■ **SUPPLIED TEXT**:
How Edith Head gave Hollywood its dress sense
Winner of eight Oscars, she was film’s greatest ever costume designer
Tippi Hedren dressed by Edith Head in Alfred Hitchcock's film Marnie Photo: Courtesy of BFI
With a record -breaking eight Oscars and a whopping 35 nominations, Edith Claire Posenor is a Hollywood legend. As a trailblazer for women in the film industry, she leads the way. Meryl Streep doesn’t come close.
Better known as Edith Head, as she became after marriage, she remains Hollywood’s best-known costume designer, who transformed the glamorous on-screen clothes into everyday fashion for the average cinema-goer.
“She told the story of the film through her costumes and shared what we do with the public,” says Deborah Nadoolman Landis, curator of the Victoria & Albert Museum exhibition, Hollywood Costume, and a designer herself whose credits include Raiders of the Lost Ark and Michael Jackson’s Thriller video.
As head designer at Paramount Pictures from 1938 to 1967 and at Universal Studios until her death in 1981, Head worked on over 1,000 films, including a long collaboration with Alfred Hitchcock on seminal movies such as To Catch A Thief and Rear Window.
But it was Head’s regular slots on radio and TV, her magazine columns and books dishing out no-nonsense style advice that propelled her to superstardom. She created her own line of clothes and toured her fashion shows across the United States.
“She kept an eye out for how her work could be adapted to the home budget,” says Simon McCallum, of the British Film Institute.
Her designs added a unique atmosphere to the films she dressed. According to Mary Vogt, costume designer for Men in Black and Batman Returns: “Edith Head’s sharp, graphic, costume designs for Alfred Hitchcock’s heroines are distinct and sophisticated while creating a mood of mystery, restraint and tension”.

■ **RECORDS**:
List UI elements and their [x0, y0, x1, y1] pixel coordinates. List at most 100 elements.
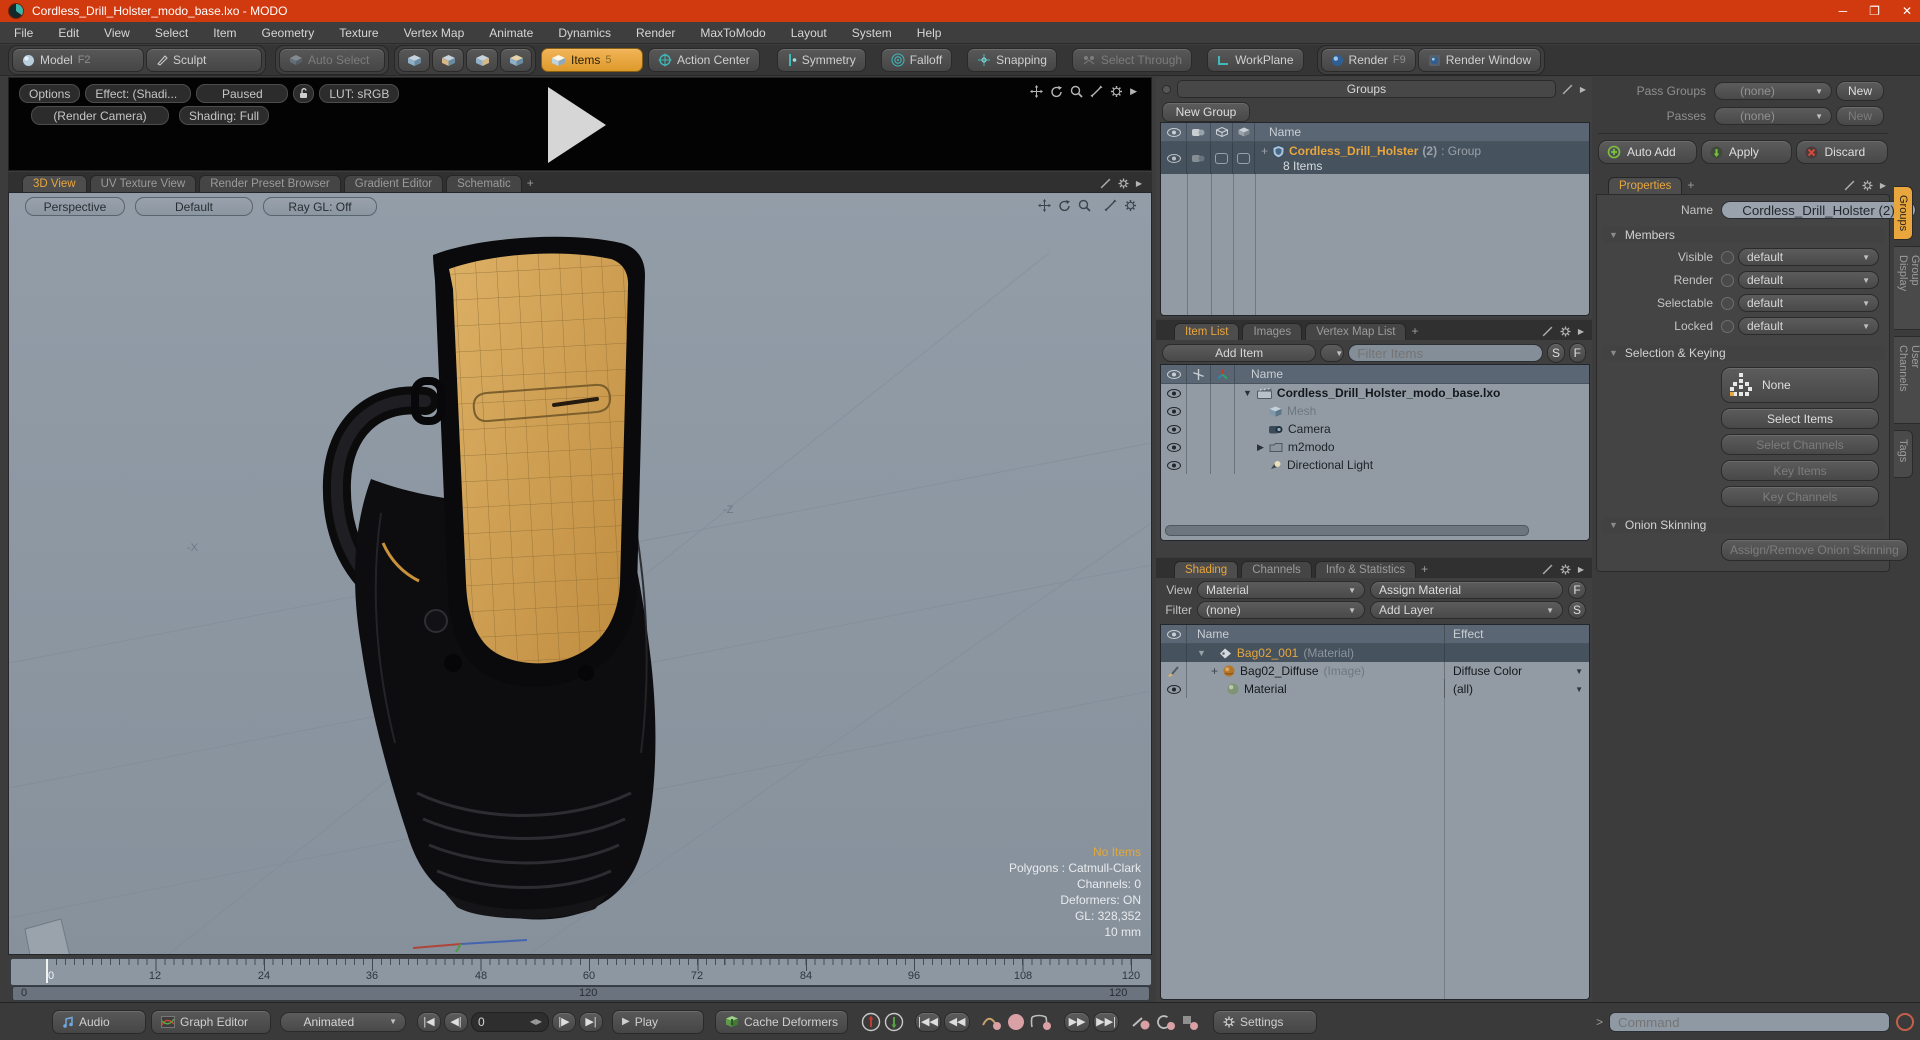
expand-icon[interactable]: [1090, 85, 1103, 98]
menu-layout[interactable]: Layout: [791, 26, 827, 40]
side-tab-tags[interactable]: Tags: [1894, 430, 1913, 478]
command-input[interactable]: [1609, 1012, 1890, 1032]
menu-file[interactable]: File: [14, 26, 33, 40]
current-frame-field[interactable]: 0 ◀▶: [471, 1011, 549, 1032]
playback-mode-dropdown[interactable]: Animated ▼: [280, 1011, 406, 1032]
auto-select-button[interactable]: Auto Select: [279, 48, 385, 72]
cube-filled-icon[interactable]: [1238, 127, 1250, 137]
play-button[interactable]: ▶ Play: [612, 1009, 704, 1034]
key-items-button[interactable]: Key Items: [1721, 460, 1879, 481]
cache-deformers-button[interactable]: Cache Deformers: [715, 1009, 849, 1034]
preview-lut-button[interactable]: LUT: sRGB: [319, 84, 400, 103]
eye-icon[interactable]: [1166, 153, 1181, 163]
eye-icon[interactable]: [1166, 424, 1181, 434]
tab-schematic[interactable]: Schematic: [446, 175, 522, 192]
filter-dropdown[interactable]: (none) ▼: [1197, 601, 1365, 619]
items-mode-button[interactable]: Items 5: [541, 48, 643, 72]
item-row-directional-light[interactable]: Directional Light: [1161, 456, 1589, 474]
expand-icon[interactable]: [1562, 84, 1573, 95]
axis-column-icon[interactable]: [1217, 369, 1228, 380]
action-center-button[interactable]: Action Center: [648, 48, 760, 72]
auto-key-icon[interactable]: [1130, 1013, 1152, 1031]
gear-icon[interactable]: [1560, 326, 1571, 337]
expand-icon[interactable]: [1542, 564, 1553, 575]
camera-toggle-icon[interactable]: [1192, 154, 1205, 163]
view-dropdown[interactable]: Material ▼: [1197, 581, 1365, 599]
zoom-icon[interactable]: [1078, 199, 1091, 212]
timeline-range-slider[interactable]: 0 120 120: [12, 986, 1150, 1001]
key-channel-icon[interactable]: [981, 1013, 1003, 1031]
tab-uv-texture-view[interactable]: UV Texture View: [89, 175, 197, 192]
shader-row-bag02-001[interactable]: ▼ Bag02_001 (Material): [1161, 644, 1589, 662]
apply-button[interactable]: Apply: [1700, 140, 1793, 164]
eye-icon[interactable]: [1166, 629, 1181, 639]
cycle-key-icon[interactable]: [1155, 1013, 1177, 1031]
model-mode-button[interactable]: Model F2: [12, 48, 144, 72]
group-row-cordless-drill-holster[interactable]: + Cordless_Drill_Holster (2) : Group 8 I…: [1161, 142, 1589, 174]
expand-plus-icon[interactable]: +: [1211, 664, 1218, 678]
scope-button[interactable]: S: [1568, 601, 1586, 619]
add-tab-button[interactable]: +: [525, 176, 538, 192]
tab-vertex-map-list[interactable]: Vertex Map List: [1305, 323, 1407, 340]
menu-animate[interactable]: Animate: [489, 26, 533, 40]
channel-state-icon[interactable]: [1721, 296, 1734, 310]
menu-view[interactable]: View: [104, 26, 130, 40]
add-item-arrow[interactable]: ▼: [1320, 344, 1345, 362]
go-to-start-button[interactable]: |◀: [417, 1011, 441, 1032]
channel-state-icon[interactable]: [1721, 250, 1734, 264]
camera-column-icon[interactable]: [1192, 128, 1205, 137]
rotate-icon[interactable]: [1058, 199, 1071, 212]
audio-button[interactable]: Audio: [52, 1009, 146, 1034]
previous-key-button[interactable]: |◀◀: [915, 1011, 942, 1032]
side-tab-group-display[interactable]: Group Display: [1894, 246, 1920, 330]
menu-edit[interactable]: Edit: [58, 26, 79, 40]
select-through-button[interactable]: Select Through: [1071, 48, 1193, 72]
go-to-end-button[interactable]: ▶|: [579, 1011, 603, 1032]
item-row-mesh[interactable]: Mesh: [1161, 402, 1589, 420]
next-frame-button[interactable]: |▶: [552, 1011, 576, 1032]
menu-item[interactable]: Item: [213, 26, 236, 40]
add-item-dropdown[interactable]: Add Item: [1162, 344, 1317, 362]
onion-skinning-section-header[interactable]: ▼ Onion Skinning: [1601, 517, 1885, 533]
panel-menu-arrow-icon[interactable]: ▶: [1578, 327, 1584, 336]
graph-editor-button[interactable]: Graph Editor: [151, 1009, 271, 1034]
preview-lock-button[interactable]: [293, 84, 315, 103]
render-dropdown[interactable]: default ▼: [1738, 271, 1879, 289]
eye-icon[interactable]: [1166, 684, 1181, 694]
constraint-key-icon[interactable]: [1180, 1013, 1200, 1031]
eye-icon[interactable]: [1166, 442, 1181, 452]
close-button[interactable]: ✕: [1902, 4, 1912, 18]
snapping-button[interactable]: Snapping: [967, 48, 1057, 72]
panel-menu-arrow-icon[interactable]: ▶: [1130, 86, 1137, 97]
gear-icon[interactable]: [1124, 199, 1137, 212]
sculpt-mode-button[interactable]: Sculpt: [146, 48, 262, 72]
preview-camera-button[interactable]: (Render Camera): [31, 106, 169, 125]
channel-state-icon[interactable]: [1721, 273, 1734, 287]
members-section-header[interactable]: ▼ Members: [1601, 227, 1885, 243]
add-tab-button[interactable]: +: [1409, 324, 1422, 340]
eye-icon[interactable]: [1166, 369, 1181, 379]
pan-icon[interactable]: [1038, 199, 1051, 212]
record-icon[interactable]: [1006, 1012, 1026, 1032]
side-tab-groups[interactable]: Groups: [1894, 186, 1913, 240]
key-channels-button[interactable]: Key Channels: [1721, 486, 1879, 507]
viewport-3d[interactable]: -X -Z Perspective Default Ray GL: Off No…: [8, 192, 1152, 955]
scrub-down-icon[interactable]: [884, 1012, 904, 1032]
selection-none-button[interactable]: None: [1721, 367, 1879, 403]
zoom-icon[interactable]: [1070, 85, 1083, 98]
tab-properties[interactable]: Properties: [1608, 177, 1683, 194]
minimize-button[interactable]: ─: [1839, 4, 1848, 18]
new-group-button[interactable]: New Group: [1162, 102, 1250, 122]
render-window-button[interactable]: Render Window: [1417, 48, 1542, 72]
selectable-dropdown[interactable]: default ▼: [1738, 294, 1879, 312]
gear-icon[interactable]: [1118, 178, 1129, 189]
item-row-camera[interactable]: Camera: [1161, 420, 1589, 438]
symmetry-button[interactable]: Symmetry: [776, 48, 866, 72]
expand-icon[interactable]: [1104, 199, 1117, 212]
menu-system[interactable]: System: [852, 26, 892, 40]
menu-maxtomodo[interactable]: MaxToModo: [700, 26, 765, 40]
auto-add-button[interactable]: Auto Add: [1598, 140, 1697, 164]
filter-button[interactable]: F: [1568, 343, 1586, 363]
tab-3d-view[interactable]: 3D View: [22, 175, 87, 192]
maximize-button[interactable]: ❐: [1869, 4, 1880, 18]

■ **JOBS**:
**A.** Answer the following questions using the article on Edith Head.
(i) How many Oscar nominations did Edith Head receive?
(ii) During which years was she head designer at Paramount Pictures?
(iii) What is the title of the exhibition that Deborah Nadoolman Landis curated, and at which museum was it held?
**B.** Write the next few paragraphs of the article on Edith Head, continuing directly after its final sentence.

■ **ANSWERS BY TASK**:
**A.**
(i) 35
(ii) From 1938 to 1967
(iii) Hollywood Costume, at the Victoria & Albert Museum

**B.**
Head preferred to focus on what was right for the character rather than the fashions of the day. The rich fabrics and furs she used in Sunset Boulevard, for example, immediately suggested faded film legend Norma Desmond’s enormous wealth.
Head in her trademark bob and dark glasses. Photo: Courtesy of BFI and Running Press
Yet some costumes did set trends. Head’s chic turban, Capri pants and sweatshirt for Hepburn’s Moon River scene in Breakfast at Tiffany’s became the look of the early 1960s.
Head’s approach made the audience believe in the characters. “Anne Baxter in The Ten Commandments looks sensational in her sheer blue, draped dress, for example. The film is pure Hollywood and nothing to do with reality and yet you believe she was a great Queen of Egypt because the costumes were absolutely her character,” says Landis.
Head, who was born into a Jewish immigrant family in 1897, began work at Paramount Pictures in 1924 in a summer holiday job as a sketch artist. Her costumes for the silent screen siren, Clara Bow, and sex symbol Mae West demonstrated that she could handle major talent and led to her appointment as head designer, a post she held for an astonishing 43 years — at a time when few high-profile women were working behind the cameras in Hollywood.
Her talent for diplomacy kept her at the top. “She knew how to work with people, which a lot of her colleagues didn’t,” says McCallum.
Actors trusted her. “They felt secure. She helped them to maintain an image,” says Landis. For Paul Newman in Hud, she chose clothes that hugged his physique and played up his persona as the sexy, arrogant anti-hero.
Her influence remains strong.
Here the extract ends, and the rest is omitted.